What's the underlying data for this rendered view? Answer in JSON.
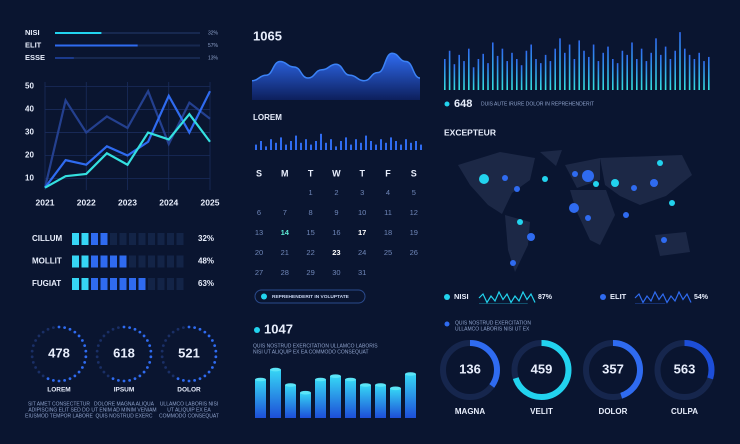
{
  "top_bars": [
    {
      "label": "NISI",
      "percent": 32,
      "percent_label": "32%",
      "color": "#22d3ee"
    },
    {
      "label": "ELIT",
      "percent": 57,
      "percent_label": "57%",
      "color": "#2f6bf0"
    },
    {
      "label": "ESSE",
      "percent": 13,
      "percent_label": "13%",
      "color": "#1b3a8c"
    }
  ],
  "line_chart": {
    "x": [
      2021,
      2021.5,
      2022,
      2022.5,
      2023,
      2023.5,
      2024,
      2024.5,
      2025
    ],
    "xlim": [
      2021,
      2025
    ],
    "xticks": [
      2021,
      2022,
      2023,
      2024,
      2025
    ],
    "ylim": [
      5,
      52
    ],
    "yticks": [
      10,
      20,
      30,
      40,
      50
    ],
    "grid": true,
    "series": [
      {
        "color": "#24408f",
        "values": [
          6,
          44,
          30,
          37,
          32,
          48,
          25,
          43,
          36
        ]
      },
      {
        "color": "#2f6bf0",
        "values": [
          6,
          18,
          16,
          24,
          20,
          26,
          46,
          30,
          48
        ]
      },
      {
        "color": "#34e0e0",
        "values": [
          6,
          11,
          12,
          21,
          16,
          30,
          27,
          38,
          26
        ]
      }
    ]
  },
  "progress": [
    {
      "label": "CILLUM",
      "value": 32,
      "value_label": "32%"
    },
    {
      "label": "MOLLIT",
      "value": 48,
      "value_label": "48%"
    },
    {
      "label": "FUGIAT",
      "value": 63,
      "value_label": "63%"
    }
  ],
  "radials": [
    {
      "value": 478,
      "label": "LOREM",
      "caption": [
        "SIT AMET CONSECTETUR",
        "ADIPISCING ELIT SED DO",
        "EIUSMOD TEMPOR LABORE"
      ]
    },
    {
      "value": 618,
      "label": "IPSUM",
      "caption": [
        "DOLORE MAGNA ALIQUA",
        "UT ENIM AD MINIM VENIAM",
        "QUIS NOSTRUD EXERC"
      ]
    },
    {
      "value": 521,
      "label": "DOLOR",
      "caption": [
        "ULLAMCO LABORIS NISI",
        "UT ALIQUIP EX EA",
        "COMMODO CONSEQUAT"
      ]
    }
  ],
  "wave": {
    "value": 1065,
    "ylim": [
      0,
      100
    ],
    "values": [
      35,
      45,
      70,
      60,
      40,
      55,
      65,
      45,
      35,
      50,
      85,
      70,
      40
    ]
  },
  "sparkline": {
    "label": "LOREM",
    "ylim": [
      0,
      10
    ],
    "values": [
      3,
      5,
      2,
      6,
      4,
      7,
      3,
      5,
      8,
      4,
      6,
      3,
      5,
      9,
      4,
      6,
      2,
      5,
      7,
      3,
      6,
      4,
      8,
      5,
      3,
      6,
      4,
      7,
      5,
      3,
      6,
      4,
      5,
      3
    ]
  },
  "calendar": {
    "weekdays": [
      "S",
      "M",
      "T",
      "W",
      "T",
      "F",
      "S"
    ],
    "weeks": [
      [
        null,
        null,
        1,
        2,
        3,
        4,
        5
      ],
      [
        6,
        7,
        8,
        9,
        10,
        11,
        12
      ],
      [
        13,
        14,
        15,
        16,
        17,
        18,
        19
      ],
      [
        20,
        21,
        22,
        23,
        24,
        25,
        26
      ],
      [
        27,
        28,
        29,
        30,
        31,
        null,
        null
      ]
    ],
    "highlight_days": [
      14,
      17,
      23
    ],
    "button": "REPREHENDERIT IN VOLUPTATE"
  },
  "bars": {
    "value": 1047,
    "text": [
      "QUIS NOSTRUD EXERCITATION ULLAMCO LABORIS",
      "NISI UT ALIQUIP EX EA COMMODO CONSEQUAT"
    ],
    "ylim": [
      0,
      50
    ],
    "values": [
      35,
      44,
      30,
      23,
      35,
      38,
      35,
      30,
      30,
      27,
      40
    ]
  },
  "spikes": {
    "value": 648,
    "text": "DUIS AUTE IRURE DOLOR IN REPREHENDERIT",
    "ylim": [
      0,
      60
    ],
    "values": [
      30,
      38,
      25,
      34,
      28,
      40,
      22,
      30,
      35,
      26,
      46,
      33,
      40,
      28,
      36,
      30,
      24,
      38,
      44,
      30,
      26,
      34,
      28,
      40,
      50,
      36,
      44,
      30,
      48,
      38,
      32,
      44,
      28,
      36,
      42,
      30,
      26,
      38,
      34,
      46,
      30,
      40,
      28,
      36,
      50,
      34,
      42,
      30,
      38,
      56,
      40,
      34,
      30,
      36,
      28,
      32
    ]
  },
  "map": {
    "title": "EXCEPTEUR"
  },
  "legend": [
    {
      "label": "NISI",
      "value": 87,
      "value_label": "87%",
      "color": "#22d3ee"
    },
    {
      "label": "ELIT",
      "value": 54,
      "value_label": "54%",
      "color": "#2f6bf0"
    }
  ],
  "note": [
    "QUIS NOSTRUD EXERCITATION",
    "ULLAMCO LABORIS NISI UT EX"
  ],
  "donuts": [
    {
      "value": 136,
      "label": "MAGNA",
      "arc": 35,
      "color": "#2f6bf0"
    },
    {
      "value": 459,
      "label": "VELIT",
      "arc": 70,
      "color": "#22d3ee"
    },
    {
      "value": 357,
      "label": "DOLOR",
      "arc": 45,
      "color": "#2f6bf0"
    },
    {
      "value": 563,
      "label": "CULPA",
      "arc": 30,
      "color": "#1d4ed8"
    }
  ]
}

-*-*-

Written instruction: Pictures excluded, quote all the data above exactly.

Result below:
What's the underlying data for this rendered view? Answer in JSON.
{
  "top_bars": [
    {
      "label": "NISI",
      "percent": 32,
      "percent_label": "32%",
      "color": "#22d3ee"
    },
    {
      "label": "ELIT",
      "percent": 57,
      "percent_label": "57%",
      "color": "#2f6bf0"
    },
    {
      "label": "ESSE",
      "percent": 13,
      "percent_label": "13%",
      "color": "#1b3a8c"
    }
  ],
  "line_chart": {
    "x": [
      2021,
      2021.5,
      2022,
      2022.5,
      2023,
      2023.5,
      2024,
      2024.5,
      2025
    ],
    "xlim": [
      2021,
      2025
    ],
    "xticks": [
      2021,
      2022,
      2023,
      2024,
      2025
    ],
    "ylim": [
      5,
      52
    ],
    "yticks": [
      10,
      20,
      30,
      40,
      50
    ],
    "grid": true,
    "series": [
      {
        "color": "#24408f",
        "values": [
          6,
          44,
          30,
          37,
          32,
          48,
          25,
          43,
          36
        ]
      },
      {
        "color": "#2f6bf0",
        "values": [
          6,
          18,
          16,
          24,
          20,
          26,
          46,
          30,
          48
        ]
      },
      {
        "color": "#34e0e0",
        "values": [
          6,
          11,
          12,
          21,
          16,
          30,
          27,
          38,
          26
        ]
      }
    ]
  },
  "progress": [
    {
      "label": "CILLUM",
      "value": 32,
      "value_label": "32%"
    },
    {
      "label": "MOLLIT",
      "value": 48,
      "value_label": "48%"
    },
    {
      "label": "FUGIAT",
      "value": 63,
      "value_label": "63%"
    }
  ],
  "radials": [
    {
      "value": 478,
      "label": "LOREM",
      "caption": [
        "SIT AMET CONSECTETUR",
        "ADIPISCING ELIT SED DO",
        "EIUSMOD TEMPOR LABORE"
      ]
    },
    {
      "value": 618,
      "label": "IPSUM",
      "caption": [
        "DOLORE MAGNA ALIQUA",
        "UT ENIM AD MINIM VENIAM",
        "QUIS NOSTRUD EXERC"
      ]
    },
    {
      "value": 521,
      "label": "DOLOR",
      "caption": [
        "ULLAMCO LABORIS NISI",
        "UT ALIQUIP EX EA",
        "COMMODO CONSEQUAT"
      ]
    }
  ],
  "wave": {
    "value": 1065,
    "ylim": [
      0,
      100
    ],
    "values": [
      35,
      45,
      70,
      60,
      40,
      55,
      65,
      45,
      35,
      50,
      85,
      70,
      40
    ]
  },
  "sparkline": {
    "label": "LOREM",
    "ylim": [
      0,
      10
    ],
    "values": [
      3,
      5,
      2,
      6,
      4,
      7,
      3,
      5,
      8,
      4,
      6,
      3,
      5,
      9,
      4,
      6,
      2,
      5,
      7,
      3,
      6,
      4,
      8,
      5,
      3,
      6,
      4,
      7,
      5,
      3,
      6,
      4,
      5,
      3
    ]
  },
  "calendar": {
    "weekdays": [
      "S",
      "M",
      "T",
      "W",
      "T",
      "F",
      "S"
    ],
    "weeks": [
      [
        null,
        null,
        1,
        2,
        3,
        4,
        5
      ],
      [
        6,
        7,
        8,
        9,
        10,
        11,
        12
      ],
      [
        13,
        14,
        15,
        16,
        17,
        18,
        19
      ],
      [
        20,
        21,
        22,
        23,
        24,
        25,
        26
      ],
      [
        27,
        28,
        29,
        30,
        31,
        null,
        null
      ]
    ],
    "highlight_days": [
      14,
      17,
      23
    ],
    "button": "REPREHENDERIT IN VOLUPTATE"
  },
  "bars": {
    "value": 1047,
    "text": [
      "QUIS NOSTRUD EXERCITATION ULLAMCO LABORIS",
      "NISI UT ALIQUIP EX EA COMMODO CONSEQUAT"
    ],
    "ylim": [
      0,
      50
    ],
    "values": [
      35,
      44,
      30,
      23,
      35,
      38,
      35,
      30,
      30,
      27,
      40
    ]
  },
  "spikes": {
    "value": 648,
    "text": "DUIS AUTE IRURE DOLOR IN REPREHENDERIT",
    "ylim": [
      0,
      60
    ],
    "values": [
      30,
      38,
      25,
      34,
      28,
      40,
      22,
      30,
      35,
      26,
      46,
      33,
      40,
      28,
      36,
      30,
      24,
      38,
      44,
      30,
      26,
      34,
      28,
      40,
      50,
      36,
      44,
      30,
      48,
      38,
      32,
      44,
      28,
      36,
      42,
      30,
      26,
      38,
      34,
      46,
      30,
      40,
      28,
      36,
      50,
      34,
      42,
      30,
      38,
      56,
      40,
      34,
      30,
      36,
      28,
      32
    ]
  },
  "map": {
    "title": "EXCEPTEUR"
  },
  "legend": [
    {
      "label": "NISI",
      "value": 87,
      "value_label": "87%",
      "color": "#22d3ee"
    },
    {
      "label": "ELIT",
      "value": 54,
      "value_label": "54%",
      "color": "#2f6bf0"
    }
  ],
  "note": [
    "QUIS NOSTRUD EXERCITATION",
    "ULLAMCO LABORIS NISI UT EX"
  ],
  "donuts": [
    {
      "value": 136,
      "label": "MAGNA",
      "arc": 35,
      "color": "#2f6bf0"
    },
    {
      "value": 459,
      "label": "VELIT",
      "arc": 70,
      "color": "#22d3ee"
    },
    {
      "value": 357,
      "label": "DOLOR",
      "arc": 45,
      "color": "#2f6bf0"
    },
    {
      "value": 563,
      "label": "CULPA",
      "arc": 30,
      "color": "#1d4ed8"
    }
  ]
}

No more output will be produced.